Objective:
In the entries, find all lines that hold the word "JSON" and copy them.
====
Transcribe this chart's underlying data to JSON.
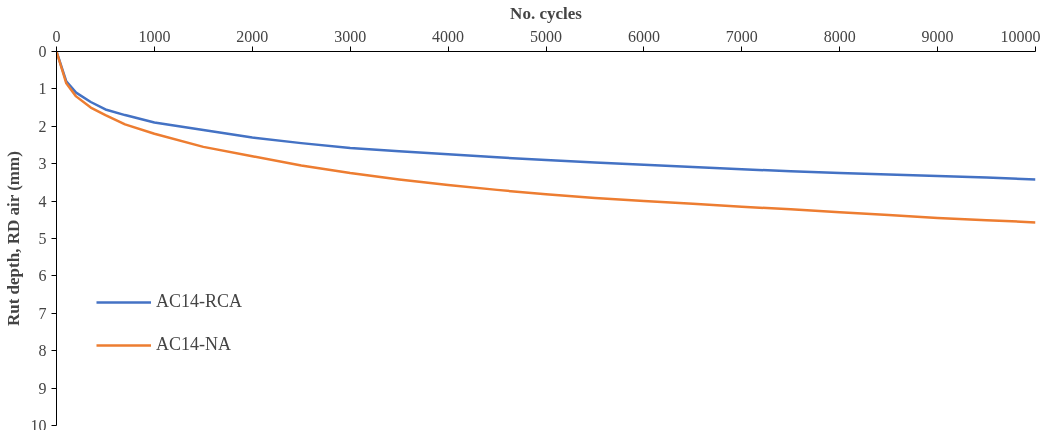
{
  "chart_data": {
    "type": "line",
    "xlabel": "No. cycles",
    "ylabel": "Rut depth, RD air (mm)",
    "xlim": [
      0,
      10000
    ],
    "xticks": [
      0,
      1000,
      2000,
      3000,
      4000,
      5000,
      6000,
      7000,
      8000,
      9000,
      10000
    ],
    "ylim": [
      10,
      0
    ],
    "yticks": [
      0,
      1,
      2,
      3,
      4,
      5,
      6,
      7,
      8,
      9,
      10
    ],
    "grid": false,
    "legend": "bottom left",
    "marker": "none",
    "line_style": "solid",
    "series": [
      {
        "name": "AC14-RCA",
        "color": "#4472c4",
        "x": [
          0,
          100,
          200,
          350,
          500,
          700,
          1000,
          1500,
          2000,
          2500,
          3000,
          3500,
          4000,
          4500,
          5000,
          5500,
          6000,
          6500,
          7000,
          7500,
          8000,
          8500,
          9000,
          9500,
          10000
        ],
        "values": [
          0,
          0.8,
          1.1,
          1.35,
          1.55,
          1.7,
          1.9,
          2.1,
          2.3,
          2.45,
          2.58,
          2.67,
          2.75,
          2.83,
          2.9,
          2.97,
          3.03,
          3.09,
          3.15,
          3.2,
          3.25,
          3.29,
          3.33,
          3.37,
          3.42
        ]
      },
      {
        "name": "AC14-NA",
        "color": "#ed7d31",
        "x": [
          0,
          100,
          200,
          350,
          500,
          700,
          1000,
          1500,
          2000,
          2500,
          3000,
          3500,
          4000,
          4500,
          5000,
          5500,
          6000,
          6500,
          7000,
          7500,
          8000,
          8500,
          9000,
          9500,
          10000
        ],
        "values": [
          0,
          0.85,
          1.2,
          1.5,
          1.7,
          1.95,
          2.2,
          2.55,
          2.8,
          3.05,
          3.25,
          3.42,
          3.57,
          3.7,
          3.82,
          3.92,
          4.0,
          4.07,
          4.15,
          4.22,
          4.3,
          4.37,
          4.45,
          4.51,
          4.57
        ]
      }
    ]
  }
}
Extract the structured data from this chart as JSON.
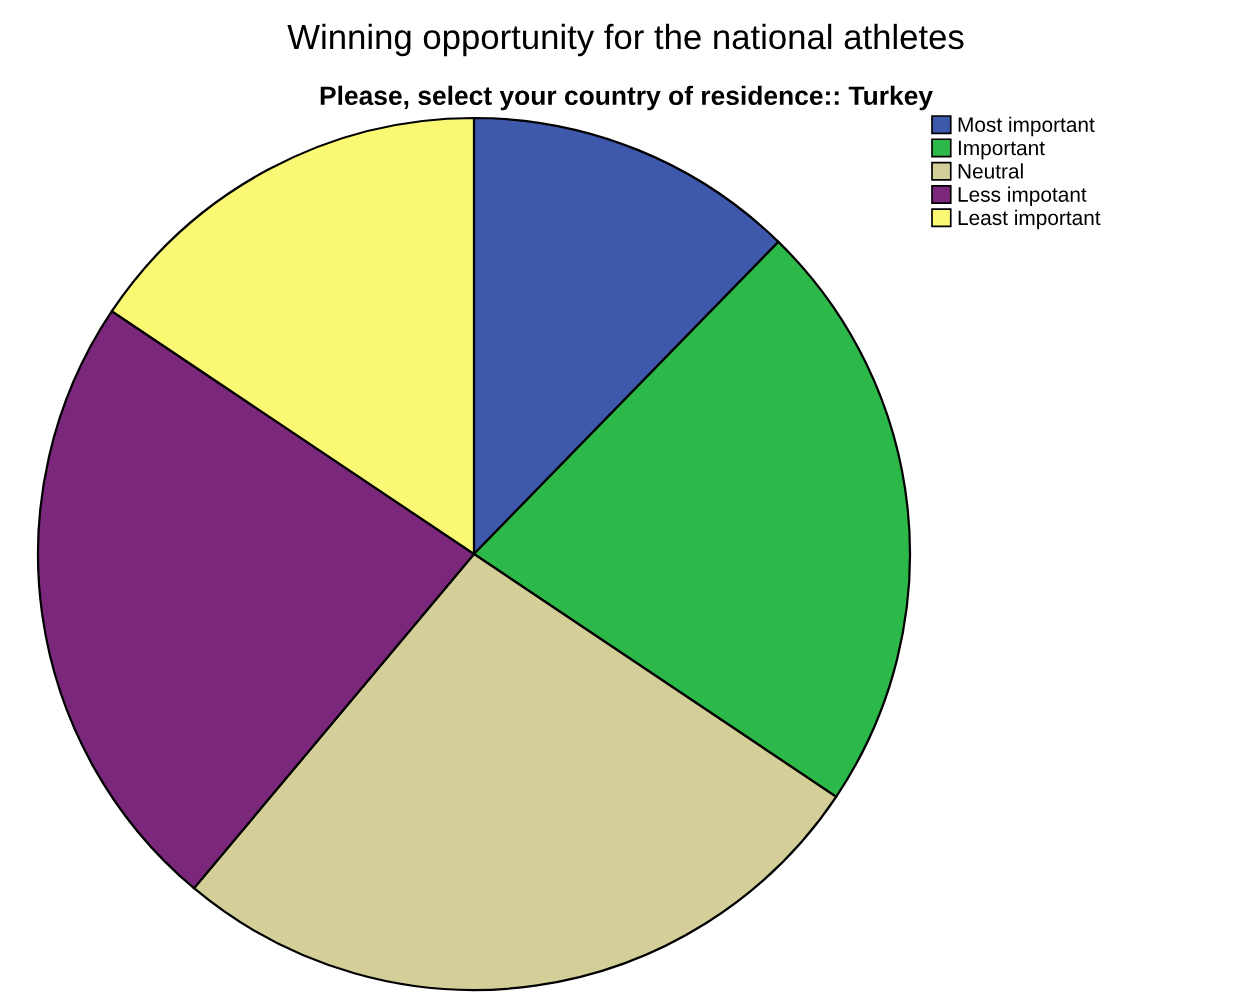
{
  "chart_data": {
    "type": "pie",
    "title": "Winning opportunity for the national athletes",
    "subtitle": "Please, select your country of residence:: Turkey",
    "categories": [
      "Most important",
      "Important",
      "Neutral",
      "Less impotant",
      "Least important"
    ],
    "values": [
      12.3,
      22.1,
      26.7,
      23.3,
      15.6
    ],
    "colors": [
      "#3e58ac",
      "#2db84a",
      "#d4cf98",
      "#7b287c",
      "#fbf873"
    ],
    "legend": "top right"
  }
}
====
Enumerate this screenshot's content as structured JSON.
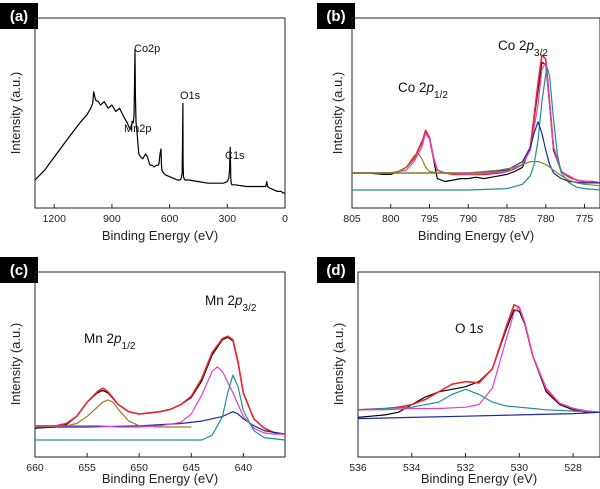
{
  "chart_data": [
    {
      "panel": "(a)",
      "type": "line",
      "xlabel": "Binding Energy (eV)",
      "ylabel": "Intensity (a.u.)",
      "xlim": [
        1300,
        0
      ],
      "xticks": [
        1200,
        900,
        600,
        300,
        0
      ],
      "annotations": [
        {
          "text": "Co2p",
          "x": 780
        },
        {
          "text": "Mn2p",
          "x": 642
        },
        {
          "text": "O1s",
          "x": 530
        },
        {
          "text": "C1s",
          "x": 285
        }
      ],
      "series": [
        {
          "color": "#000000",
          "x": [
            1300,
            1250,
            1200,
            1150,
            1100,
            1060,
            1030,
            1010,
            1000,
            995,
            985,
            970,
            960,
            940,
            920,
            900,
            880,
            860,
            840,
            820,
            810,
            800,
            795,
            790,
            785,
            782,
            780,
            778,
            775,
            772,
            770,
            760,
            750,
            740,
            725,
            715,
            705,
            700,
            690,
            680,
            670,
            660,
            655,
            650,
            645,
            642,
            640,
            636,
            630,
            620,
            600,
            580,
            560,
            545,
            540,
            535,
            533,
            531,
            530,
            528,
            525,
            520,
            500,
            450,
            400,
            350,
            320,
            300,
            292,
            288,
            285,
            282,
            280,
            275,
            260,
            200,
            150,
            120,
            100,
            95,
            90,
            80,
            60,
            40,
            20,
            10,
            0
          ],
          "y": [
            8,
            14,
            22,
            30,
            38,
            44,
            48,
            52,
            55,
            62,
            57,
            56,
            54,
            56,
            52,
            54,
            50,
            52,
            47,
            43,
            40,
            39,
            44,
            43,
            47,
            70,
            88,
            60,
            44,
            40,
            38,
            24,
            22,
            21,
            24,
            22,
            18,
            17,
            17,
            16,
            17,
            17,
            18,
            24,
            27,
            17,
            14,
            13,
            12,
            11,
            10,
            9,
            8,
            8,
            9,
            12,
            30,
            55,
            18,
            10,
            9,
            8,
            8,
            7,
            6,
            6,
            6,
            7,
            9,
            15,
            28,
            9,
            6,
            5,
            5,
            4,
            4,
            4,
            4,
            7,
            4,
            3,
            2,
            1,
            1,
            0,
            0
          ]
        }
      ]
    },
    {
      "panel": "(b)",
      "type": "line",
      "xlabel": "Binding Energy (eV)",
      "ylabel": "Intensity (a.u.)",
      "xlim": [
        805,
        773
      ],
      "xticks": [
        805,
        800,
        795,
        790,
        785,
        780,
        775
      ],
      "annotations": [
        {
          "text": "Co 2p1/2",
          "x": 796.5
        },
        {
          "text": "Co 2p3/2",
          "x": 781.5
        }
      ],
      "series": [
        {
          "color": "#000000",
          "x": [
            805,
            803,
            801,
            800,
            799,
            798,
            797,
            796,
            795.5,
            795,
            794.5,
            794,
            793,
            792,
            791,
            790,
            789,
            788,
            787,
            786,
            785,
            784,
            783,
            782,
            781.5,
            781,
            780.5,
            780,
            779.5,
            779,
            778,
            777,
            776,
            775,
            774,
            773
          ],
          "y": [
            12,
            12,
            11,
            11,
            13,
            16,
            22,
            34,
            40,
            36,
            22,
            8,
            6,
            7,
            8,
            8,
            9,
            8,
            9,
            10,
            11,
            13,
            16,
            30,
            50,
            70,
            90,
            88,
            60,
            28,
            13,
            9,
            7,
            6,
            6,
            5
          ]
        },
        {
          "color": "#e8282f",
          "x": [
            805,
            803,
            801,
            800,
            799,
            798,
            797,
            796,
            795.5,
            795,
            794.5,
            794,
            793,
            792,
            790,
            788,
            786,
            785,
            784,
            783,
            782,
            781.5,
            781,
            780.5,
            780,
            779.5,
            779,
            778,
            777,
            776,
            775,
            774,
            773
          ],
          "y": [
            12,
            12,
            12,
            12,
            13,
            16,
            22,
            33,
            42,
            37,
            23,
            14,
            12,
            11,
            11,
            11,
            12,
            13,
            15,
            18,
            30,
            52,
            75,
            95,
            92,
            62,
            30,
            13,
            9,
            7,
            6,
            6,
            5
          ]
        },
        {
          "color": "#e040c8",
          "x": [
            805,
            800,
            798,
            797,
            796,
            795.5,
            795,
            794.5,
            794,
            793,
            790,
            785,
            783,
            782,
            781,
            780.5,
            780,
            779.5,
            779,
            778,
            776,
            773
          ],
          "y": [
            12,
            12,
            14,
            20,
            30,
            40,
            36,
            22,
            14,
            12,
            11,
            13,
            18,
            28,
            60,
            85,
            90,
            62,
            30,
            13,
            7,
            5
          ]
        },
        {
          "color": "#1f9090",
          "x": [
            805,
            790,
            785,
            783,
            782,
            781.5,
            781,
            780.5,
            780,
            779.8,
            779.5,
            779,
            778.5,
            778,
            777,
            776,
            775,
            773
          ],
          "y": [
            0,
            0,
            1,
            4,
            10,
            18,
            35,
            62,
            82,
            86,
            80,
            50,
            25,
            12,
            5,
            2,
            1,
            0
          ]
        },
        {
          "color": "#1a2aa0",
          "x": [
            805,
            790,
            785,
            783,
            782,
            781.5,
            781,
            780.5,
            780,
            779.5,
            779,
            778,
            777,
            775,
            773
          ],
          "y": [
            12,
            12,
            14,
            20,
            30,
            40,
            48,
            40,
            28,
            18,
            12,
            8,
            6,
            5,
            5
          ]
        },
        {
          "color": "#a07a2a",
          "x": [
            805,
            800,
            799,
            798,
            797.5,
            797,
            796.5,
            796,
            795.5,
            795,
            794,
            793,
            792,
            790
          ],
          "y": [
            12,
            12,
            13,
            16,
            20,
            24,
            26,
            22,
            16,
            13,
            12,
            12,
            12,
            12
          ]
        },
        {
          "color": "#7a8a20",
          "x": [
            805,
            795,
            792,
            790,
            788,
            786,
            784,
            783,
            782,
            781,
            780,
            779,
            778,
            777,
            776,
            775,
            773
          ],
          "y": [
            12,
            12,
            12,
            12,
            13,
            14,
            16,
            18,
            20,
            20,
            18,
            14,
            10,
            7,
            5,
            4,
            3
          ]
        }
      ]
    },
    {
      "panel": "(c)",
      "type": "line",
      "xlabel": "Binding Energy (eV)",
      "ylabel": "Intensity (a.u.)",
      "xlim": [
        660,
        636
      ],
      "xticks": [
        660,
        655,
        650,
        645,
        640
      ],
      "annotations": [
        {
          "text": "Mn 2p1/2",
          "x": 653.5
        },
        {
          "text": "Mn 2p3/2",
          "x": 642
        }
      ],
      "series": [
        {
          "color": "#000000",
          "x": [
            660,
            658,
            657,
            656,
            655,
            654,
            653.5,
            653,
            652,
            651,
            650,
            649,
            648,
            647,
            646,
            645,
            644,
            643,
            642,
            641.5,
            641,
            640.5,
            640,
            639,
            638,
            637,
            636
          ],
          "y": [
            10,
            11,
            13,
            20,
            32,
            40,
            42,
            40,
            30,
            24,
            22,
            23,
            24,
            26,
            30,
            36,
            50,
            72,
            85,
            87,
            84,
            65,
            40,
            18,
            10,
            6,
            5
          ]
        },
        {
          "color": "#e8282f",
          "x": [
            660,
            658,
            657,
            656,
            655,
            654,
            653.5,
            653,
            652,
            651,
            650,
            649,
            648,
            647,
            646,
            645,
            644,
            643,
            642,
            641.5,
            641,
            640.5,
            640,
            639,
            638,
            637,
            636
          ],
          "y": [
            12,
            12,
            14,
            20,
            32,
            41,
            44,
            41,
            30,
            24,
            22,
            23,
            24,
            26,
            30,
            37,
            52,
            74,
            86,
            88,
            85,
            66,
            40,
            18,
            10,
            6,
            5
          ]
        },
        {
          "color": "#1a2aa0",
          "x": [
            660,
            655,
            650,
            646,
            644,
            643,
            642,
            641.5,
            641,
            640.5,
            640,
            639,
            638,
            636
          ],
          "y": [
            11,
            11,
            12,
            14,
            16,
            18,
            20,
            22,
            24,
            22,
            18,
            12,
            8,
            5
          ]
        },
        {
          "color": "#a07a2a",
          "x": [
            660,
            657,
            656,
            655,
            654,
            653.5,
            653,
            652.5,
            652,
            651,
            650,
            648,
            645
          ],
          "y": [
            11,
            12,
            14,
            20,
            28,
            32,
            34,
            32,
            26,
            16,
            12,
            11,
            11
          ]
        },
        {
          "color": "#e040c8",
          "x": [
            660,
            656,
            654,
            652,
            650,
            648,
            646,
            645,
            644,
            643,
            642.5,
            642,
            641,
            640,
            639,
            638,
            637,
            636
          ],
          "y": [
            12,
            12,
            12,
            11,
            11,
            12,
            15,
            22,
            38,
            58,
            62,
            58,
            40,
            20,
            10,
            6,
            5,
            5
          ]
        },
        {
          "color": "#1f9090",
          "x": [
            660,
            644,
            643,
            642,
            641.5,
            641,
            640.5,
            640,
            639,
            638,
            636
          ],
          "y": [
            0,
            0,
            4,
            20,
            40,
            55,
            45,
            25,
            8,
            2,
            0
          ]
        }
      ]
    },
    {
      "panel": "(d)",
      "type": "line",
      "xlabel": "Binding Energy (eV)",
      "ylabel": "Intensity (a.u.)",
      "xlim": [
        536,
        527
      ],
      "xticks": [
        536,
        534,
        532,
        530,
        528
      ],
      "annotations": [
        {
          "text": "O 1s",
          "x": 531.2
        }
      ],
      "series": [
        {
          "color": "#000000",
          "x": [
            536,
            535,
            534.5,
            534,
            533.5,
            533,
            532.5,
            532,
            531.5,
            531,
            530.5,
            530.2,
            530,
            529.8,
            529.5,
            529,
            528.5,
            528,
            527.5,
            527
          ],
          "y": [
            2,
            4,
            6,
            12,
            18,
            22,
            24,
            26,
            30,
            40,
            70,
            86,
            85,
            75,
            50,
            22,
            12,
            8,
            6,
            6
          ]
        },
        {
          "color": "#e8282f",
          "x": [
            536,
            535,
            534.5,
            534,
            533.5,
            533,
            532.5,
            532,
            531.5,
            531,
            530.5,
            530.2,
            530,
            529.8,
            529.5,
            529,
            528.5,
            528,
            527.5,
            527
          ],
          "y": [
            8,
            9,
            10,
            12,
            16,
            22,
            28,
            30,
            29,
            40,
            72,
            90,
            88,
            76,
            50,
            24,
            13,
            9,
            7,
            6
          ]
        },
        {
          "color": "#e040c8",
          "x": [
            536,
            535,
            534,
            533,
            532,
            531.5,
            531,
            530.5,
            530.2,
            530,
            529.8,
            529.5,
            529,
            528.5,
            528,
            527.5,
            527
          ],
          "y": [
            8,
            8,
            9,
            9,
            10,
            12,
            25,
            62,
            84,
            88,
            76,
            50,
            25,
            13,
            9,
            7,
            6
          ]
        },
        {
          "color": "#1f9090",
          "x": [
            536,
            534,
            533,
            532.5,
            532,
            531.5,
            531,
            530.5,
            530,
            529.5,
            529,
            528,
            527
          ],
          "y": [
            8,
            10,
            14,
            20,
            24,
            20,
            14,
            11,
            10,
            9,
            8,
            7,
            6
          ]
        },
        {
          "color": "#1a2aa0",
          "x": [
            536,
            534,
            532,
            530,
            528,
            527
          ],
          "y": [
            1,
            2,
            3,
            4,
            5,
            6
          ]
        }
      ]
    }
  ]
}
====
Reply:
Transcribe this chart's underlying data to JSON.
Extract the structured data from this chart as JSON.
Enumerate this screenshot's content as structured JSON.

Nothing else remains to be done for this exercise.